> **Directive**:
Of all the lines in the records, how many hold the word "sponge"? Answer with the number only.

* BEGIN Material for the task *

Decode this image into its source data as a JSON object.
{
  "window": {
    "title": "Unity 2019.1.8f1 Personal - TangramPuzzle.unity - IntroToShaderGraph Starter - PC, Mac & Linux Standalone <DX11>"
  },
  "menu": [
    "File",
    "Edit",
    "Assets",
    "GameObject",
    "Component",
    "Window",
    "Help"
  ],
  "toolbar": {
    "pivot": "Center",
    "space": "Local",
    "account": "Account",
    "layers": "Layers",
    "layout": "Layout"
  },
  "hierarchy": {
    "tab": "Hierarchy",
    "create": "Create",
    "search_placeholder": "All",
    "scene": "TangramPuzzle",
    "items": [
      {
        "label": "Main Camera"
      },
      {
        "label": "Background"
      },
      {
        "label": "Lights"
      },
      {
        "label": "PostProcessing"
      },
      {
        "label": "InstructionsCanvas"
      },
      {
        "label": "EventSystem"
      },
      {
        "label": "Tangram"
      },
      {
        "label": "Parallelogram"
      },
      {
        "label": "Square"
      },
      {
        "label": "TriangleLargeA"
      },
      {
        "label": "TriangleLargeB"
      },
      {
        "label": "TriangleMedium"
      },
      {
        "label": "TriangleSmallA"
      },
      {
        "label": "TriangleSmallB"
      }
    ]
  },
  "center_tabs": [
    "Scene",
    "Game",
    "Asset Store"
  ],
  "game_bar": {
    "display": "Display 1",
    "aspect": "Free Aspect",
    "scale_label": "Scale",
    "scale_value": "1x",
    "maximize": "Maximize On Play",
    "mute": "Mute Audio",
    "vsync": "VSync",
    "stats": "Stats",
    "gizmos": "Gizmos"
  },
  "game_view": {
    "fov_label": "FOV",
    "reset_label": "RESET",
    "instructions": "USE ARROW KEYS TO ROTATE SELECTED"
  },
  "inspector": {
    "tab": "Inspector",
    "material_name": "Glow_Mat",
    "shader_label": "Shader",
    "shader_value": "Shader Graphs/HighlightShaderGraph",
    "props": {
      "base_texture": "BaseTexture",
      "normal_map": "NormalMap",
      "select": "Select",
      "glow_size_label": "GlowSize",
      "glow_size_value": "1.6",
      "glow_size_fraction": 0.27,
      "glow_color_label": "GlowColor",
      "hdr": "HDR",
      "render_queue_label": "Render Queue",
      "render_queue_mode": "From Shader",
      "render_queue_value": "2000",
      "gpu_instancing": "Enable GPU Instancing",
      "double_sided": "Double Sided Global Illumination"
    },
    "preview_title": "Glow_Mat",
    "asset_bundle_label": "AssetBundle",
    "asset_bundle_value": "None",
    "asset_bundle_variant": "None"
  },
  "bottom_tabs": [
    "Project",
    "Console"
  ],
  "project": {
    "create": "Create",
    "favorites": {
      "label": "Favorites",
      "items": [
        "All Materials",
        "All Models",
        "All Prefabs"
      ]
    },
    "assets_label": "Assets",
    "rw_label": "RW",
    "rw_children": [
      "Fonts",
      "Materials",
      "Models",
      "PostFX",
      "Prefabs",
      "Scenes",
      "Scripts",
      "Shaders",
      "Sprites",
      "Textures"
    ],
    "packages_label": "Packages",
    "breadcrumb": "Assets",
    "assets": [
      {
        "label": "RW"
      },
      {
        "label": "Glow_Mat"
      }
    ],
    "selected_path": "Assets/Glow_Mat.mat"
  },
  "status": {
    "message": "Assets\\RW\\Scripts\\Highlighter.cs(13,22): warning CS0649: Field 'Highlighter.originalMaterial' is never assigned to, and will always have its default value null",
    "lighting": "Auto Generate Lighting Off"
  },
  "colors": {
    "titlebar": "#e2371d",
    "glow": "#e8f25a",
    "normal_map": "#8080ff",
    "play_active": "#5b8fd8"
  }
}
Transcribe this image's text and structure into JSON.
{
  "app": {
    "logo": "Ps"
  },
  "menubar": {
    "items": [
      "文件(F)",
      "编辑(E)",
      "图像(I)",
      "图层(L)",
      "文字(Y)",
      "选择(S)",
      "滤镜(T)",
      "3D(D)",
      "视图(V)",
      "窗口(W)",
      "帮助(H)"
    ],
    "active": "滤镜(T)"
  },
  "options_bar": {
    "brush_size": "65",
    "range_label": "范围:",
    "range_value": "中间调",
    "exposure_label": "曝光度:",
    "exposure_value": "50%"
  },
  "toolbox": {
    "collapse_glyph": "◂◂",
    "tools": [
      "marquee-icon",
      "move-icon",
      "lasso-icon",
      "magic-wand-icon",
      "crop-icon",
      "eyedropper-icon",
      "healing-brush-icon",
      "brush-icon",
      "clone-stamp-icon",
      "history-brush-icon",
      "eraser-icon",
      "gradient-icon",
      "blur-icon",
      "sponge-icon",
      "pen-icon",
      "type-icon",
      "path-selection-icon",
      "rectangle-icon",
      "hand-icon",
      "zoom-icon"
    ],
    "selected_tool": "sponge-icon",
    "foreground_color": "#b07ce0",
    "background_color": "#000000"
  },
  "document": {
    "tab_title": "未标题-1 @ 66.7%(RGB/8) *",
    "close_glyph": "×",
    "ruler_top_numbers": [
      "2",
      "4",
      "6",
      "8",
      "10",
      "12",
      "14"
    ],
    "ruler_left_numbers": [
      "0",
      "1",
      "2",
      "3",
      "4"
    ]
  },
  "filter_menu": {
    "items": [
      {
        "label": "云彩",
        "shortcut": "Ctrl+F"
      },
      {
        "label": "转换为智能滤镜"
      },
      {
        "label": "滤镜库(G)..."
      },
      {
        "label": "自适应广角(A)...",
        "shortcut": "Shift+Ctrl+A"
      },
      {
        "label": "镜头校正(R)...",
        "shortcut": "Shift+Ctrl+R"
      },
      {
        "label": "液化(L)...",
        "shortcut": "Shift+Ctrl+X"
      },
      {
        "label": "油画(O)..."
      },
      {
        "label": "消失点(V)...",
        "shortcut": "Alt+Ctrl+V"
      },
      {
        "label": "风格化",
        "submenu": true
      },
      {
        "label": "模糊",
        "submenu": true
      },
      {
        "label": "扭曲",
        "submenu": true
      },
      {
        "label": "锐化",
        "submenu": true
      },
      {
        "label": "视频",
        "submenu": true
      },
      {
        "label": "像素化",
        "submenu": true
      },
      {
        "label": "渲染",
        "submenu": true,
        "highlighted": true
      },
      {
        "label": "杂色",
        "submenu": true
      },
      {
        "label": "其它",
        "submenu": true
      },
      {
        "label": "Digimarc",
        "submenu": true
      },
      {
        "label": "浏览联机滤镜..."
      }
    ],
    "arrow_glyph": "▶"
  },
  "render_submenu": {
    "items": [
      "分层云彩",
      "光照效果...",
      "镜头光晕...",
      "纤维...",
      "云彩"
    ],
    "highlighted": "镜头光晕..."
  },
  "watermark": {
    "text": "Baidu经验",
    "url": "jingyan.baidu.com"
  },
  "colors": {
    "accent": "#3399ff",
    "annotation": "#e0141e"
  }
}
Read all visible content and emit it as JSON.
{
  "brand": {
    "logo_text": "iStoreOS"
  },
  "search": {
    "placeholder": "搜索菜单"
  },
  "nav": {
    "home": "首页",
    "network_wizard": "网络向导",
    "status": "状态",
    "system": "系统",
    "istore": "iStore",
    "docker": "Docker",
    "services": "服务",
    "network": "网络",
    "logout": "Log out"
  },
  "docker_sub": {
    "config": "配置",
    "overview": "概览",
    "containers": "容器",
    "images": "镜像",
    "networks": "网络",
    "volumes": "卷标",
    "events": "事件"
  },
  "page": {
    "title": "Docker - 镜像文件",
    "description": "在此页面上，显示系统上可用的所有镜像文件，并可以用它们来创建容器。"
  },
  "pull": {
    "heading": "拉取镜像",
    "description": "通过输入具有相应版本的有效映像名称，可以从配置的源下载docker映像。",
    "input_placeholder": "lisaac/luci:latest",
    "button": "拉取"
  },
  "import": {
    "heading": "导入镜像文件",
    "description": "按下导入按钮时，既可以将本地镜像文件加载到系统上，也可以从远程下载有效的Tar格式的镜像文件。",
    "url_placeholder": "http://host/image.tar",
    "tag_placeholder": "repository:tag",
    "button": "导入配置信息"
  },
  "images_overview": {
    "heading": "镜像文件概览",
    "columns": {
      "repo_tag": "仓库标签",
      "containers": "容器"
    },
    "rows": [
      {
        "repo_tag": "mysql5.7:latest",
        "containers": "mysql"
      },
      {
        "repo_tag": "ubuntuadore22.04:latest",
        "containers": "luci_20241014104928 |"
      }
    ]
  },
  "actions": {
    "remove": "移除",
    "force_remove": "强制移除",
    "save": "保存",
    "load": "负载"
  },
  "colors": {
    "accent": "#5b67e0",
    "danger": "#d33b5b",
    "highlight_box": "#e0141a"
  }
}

* END Material for the task *

> **Solved problem**:
2